The response must be a precise copy of the records that follow.
____________
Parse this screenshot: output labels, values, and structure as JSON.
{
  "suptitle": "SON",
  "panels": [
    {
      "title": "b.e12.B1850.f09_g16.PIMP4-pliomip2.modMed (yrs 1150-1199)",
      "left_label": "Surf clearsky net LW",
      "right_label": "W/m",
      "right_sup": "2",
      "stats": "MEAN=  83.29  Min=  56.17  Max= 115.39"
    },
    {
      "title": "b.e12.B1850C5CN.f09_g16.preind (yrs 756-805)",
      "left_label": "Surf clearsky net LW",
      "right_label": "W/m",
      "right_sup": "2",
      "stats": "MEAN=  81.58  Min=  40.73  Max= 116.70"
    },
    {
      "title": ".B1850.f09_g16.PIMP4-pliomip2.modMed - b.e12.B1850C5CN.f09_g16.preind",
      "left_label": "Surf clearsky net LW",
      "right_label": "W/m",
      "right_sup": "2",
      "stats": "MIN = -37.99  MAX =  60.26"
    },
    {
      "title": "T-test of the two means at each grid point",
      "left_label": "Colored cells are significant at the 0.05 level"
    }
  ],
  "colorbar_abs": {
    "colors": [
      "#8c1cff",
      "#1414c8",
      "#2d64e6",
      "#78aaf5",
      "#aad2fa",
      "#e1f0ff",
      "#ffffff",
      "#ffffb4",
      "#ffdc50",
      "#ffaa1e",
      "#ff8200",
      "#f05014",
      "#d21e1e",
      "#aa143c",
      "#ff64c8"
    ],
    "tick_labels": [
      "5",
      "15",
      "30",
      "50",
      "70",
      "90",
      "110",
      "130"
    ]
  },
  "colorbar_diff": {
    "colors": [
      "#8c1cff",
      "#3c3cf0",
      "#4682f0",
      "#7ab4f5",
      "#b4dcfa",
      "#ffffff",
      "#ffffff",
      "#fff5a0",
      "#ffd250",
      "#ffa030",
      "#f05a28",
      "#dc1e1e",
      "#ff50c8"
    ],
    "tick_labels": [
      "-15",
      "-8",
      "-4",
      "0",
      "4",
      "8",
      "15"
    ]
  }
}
____________
• **Response to the exercise**
Parse this screenshot: output labels, values, and structure as JSON.
{
  "suptitle": "SON",
  "panels": [
    {
      "title": "b.e12.B1850.f09_g16.PIMP4-pliomip2.modMed (yrs 1150-1199)",
      "left_label": "Surf clearsky net LW",
      "right_label": "W/m",
      "right_sup": "2",
      "stats": "MEAN=  83.29  Min=  56.17  Max= 115.39"
    },
    {
      "title": "b.e12.B1850C5CN.f09_g16.preind (yrs 756-805)",
      "left_label": "Surf clearsky net LW",
      "right_label": "W/m",
      "right_sup": "2",
      "stats": "MEAN=  81.58  Min=  40.73  Max= 116.70"
    },
    {
      "title": ".B1850.f09_g16.PIMP4-pliomip2.modMed - b.e12.B1850C5CN.f09_g16.preind",
      "left_label": "Surf clearsky net LW",
      "right_label": "W/m",
      "right_sup": "2",
      "stats": "MIN = -37.99  MAX =  60.26"
    },
    {
      "title": "T-test of the two means at each grid point",
      "left_label": "Colored cells are significant at the 0.05 level"
    }
  ],
  "colorbar_abs": {
    "colors": [
      "#8c1cff",
      "#1414c8",
      "#2d64e6",
      "#78aaf5",
      "#aad2fa",
      "#e1f0ff",
      "#ffffff",
      "#ffffb4",
      "#ffdc50",
      "#ffaa1e",
      "#ff8200",
      "#f05014",
      "#d21e1e",
      "#aa143c",
      "#ff64c8"
    ],
    "tick_labels": [
      "5",
      "15",
      "30",
      "50",
      "70",
      "90",
      "110",
      "130"
    ]
  },
  "colorbar_diff": {
    "colors": [
      "#8c1cff",
      "#3c3cf0",
      "#4682f0",
      "#7ab4f5",
      "#b4dcfa",
      "#ffffff",
      "#ffffff",
      "#fff5a0",
      "#ffd250",
      "#ffa030",
      "#f05a28",
      "#dc1e1e",
      "#ff50c8"
    ],
    "tick_labels": [
      "-15",
      "-8",
      "-4",
      "0",
      "4",
      "8",
      "15"
    ]
  }
}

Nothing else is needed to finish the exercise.